> _Dataset records_

-- BEGIN --

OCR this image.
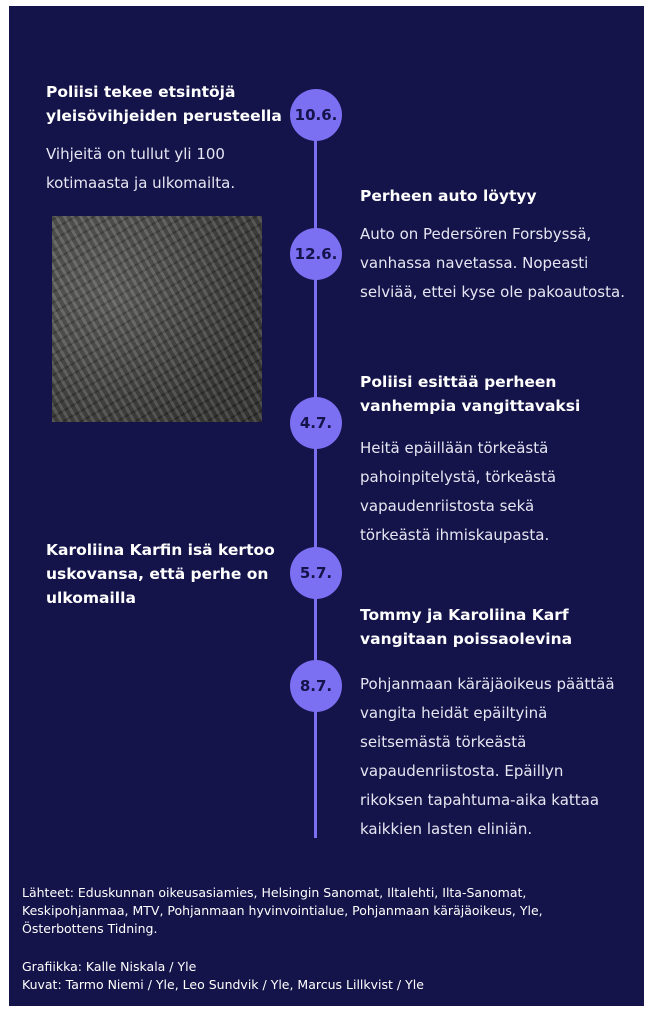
Poliisi tekee etsintöjä yleisövihjeiden perusteella
Vihjeitä on tullut yli 100 kotimaasta ja ulkomailta.
10.6.
Perheen auto löytyy
Auto on Pedersören Forsbyssä, vanhassa navetassa. Nopeasti selviää, ettei kyse ole pakoautosta.
12.6.
Poliisi esittää perheen vanhempia vangittavaksi
Heitä epäillään törkeästä pahoinpitelystä, törkeästä vapaudenriistosta sekä törkeästä ihmiskaupasta.
4.7.
Karoliina Karfin isä kertoo uskovansa, että perhe on ulkomailla
5.7.
Tommy ja Karoliina Karf vangitaan poissaolevina
Pohjanmaan käräjäoikeus päättää vangita heidät epäiltyinä seitsemästä törkeästä vapaudenriistosta. Epäillyn rikoksen tapahtuma-aika kattaa kaikkien lasten eliniän.
8.7.
Lähteet: Eduskunnan oikeusasiamies, Helsingin Sanomat, Iltalehti, Ilta-Sanomat, Keskipohjanmaa, MTV, Pohjanmaan hyvinvointialue, Pohjanmaan käräjäoikeus, Yle, Österbottens Tidning.
Grafiikka: Kalle Niskala / Yle
Kuvat: Tarmo Niemi / Yle, Leo Sundvik / Yle, Marcus Lillkvist / Yle
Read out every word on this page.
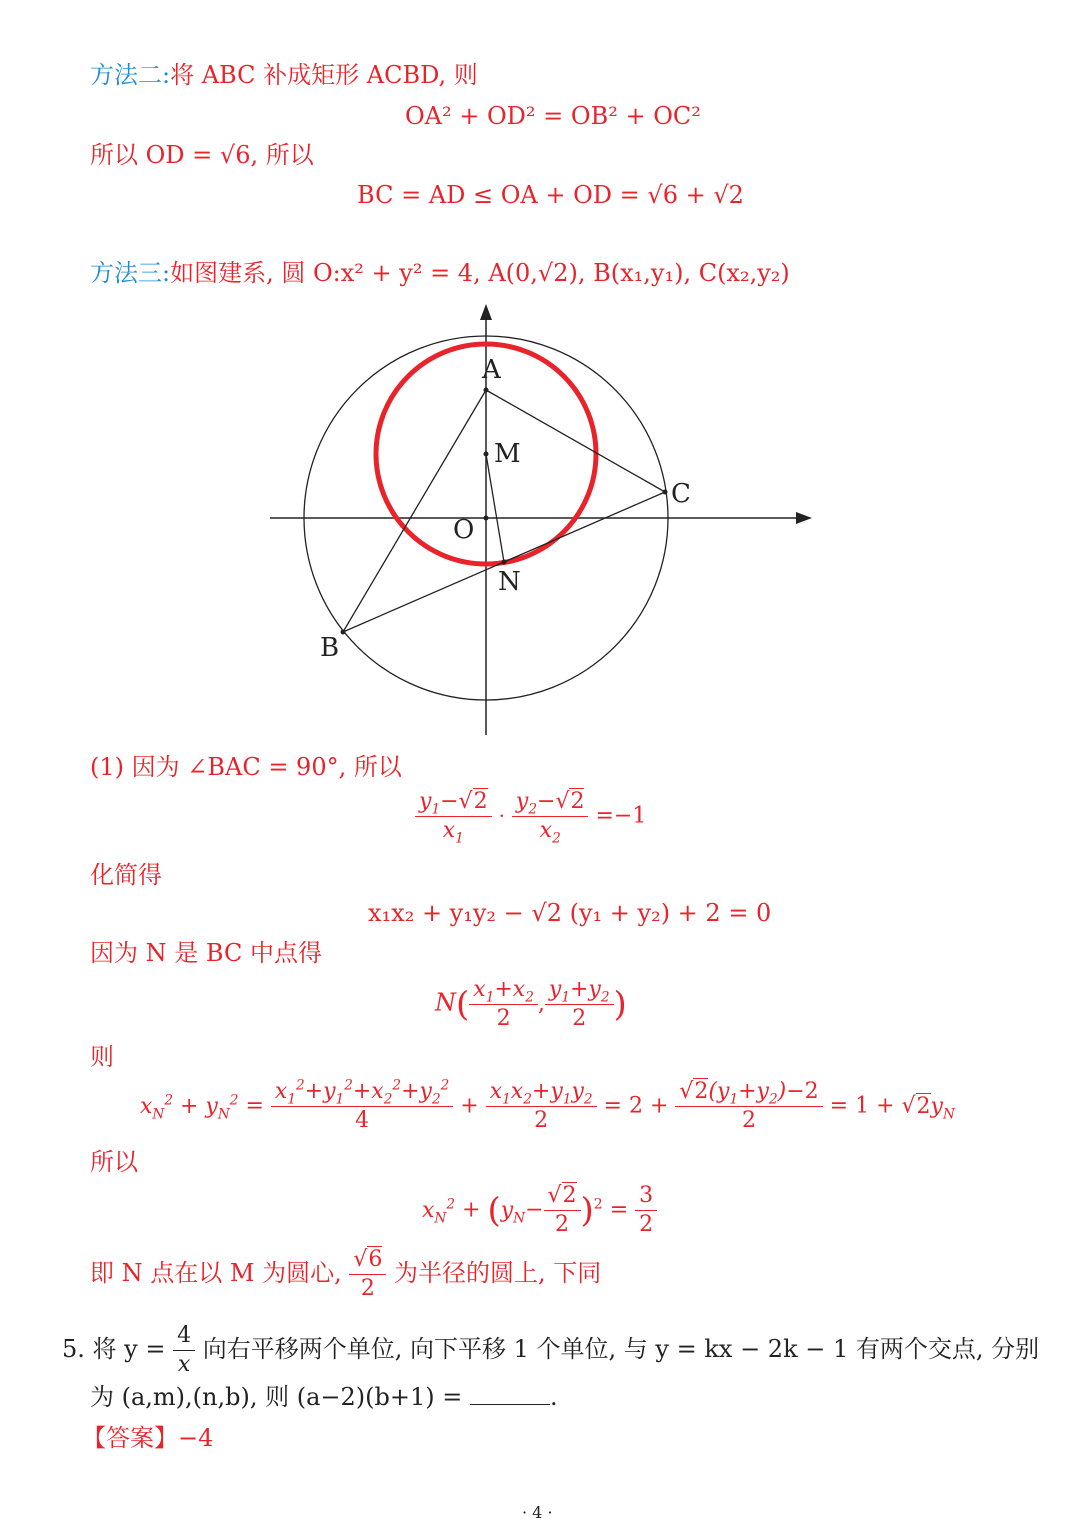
方法二:将 ABC 补成矩形 ACBD, 则
OA² + OD² = OB² + OC²
所以 OD = √6, 所以
BC = AD ≤ OA + OD = √6 + √2
方法三:如图建系, 圆 O:x² + y² = 4, A(0,√2), B(x₁,y₁), C(x₂,y₂)
A
M
C
O
N
B
(1) 因为 ∠BAC = 90°, 所以
$\frac{y_1-√2}{x_1} \cdot \frac{y_2-√2}{x_2} =-1$
化简得
x₁x₂ + y₁y₂ − √2 (y₁ + y₂) + 2 = 0
因为 N 是 BC 中点得
$N( \frac{x_1+x_2}{2}$ , $\frac{y_1+y_2}{2}$ )
则
$x_N^2 + y_N^2 = \frac{x_1^2+y_1^2+x_2^2+y_2^2}{4} + \frac{x_1x_2+y_1y_2}{2} = 2 + \frac{√2(y_1+y_2)-2}{2} = 1 + √2y_N$
所以
$x_N^2 + (y_N- \frac{√2}{2} )^2 = \frac{3}{2}$
即 N 点在以 M 为圆心, $\frac{√6}{2}$ 为半径的圆上, 下同
5. 将 $y = \frac{4}{x}$ 向右平移两个单位, 向下平移 1 个单位, 与 y = kx − 2k − 1 有两个交点, 分别
为 (a,m),(n,b), 则 (a−2)(b+1) =	.
【答案】−4
· 4 ·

-- END --

> _Required task_
Scan the entries above for the word "Poliisi" and collect each line holding it.

> _Solution to the problem_
Poliisi tekee etsintöjä yleisövihjeiden perusteella
Poliisi esittää perheen vanhempia vangittavaksi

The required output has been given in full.